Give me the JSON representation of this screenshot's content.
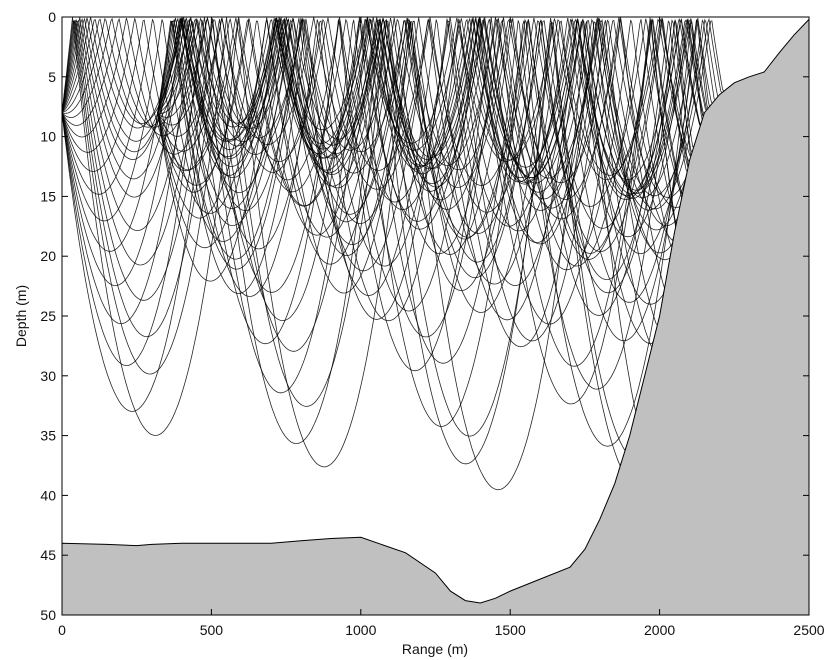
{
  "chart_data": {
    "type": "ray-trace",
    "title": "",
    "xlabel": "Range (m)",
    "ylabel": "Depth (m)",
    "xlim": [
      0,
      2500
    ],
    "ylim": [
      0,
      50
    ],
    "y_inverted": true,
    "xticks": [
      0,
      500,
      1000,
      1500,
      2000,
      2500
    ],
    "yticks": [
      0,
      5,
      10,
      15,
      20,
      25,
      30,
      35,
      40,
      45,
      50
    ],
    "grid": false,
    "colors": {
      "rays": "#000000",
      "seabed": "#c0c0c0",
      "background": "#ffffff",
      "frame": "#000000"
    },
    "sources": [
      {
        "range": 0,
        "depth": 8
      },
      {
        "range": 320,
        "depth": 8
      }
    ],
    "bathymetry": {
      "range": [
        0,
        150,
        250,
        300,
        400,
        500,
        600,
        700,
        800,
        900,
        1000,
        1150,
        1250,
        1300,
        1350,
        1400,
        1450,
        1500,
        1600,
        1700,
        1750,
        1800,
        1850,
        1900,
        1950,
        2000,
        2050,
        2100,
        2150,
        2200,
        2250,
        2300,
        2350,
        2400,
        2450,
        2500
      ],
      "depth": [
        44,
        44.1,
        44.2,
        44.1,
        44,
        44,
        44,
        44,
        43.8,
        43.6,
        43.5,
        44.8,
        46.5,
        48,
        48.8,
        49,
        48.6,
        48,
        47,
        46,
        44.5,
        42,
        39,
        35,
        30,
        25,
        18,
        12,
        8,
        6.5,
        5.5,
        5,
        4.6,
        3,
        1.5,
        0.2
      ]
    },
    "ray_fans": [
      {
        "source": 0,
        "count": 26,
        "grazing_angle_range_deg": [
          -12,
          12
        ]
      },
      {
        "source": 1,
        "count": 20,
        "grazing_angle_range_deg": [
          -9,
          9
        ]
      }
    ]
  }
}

.....

Restate the whole listing above exactly, except for its images.

Give me the JSON representation of this screenshot's content.
{
  "chart_data": {
    "type": "ray-trace",
    "title": "",
    "xlabel": "Range (m)",
    "ylabel": "Depth (m)",
    "xlim": [
      0,
      2500
    ],
    "ylim": [
      0,
      50
    ],
    "y_inverted": true,
    "xticks": [
      0,
      500,
      1000,
      1500,
      2000,
      2500
    ],
    "yticks": [
      0,
      5,
      10,
      15,
      20,
      25,
      30,
      35,
      40,
      45,
      50
    ],
    "grid": false,
    "colors": {
      "rays": "#000000",
      "seabed": "#c0c0c0",
      "background": "#ffffff",
      "frame": "#000000"
    },
    "sources": [
      {
        "range": 0,
        "depth": 8
      },
      {
        "range": 320,
        "depth": 8
      }
    ],
    "bathymetry": {
      "range": [
        0,
        150,
        250,
        300,
        400,
        500,
        600,
        700,
        800,
        900,
        1000,
        1150,
        1250,
        1300,
        1350,
        1400,
        1450,
        1500,
        1600,
        1700,
        1750,
        1800,
        1850,
        1900,
        1950,
        2000,
        2050,
        2100,
        2150,
        2200,
        2250,
        2300,
        2350,
        2400,
        2450,
        2500
      ],
      "depth": [
        44,
        44.1,
        44.2,
        44.1,
        44,
        44,
        44,
        44,
        43.8,
        43.6,
        43.5,
        44.8,
        46.5,
        48,
        48.8,
        49,
        48.6,
        48,
        47,
        46,
        44.5,
        42,
        39,
        35,
        30,
        25,
        18,
        12,
        8,
        6.5,
        5.5,
        5,
        4.6,
        3,
        1.5,
        0.2
      ]
    },
    "ray_fans": [
      {
        "source": 0,
        "count": 26,
        "grazing_angle_range_deg": [
          -12,
          12
        ]
      },
      {
        "source": 1,
        "count": 20,
        "grazing_angle_range_deg": [
          -9,
          9
        ]
      }
    ]
  }
}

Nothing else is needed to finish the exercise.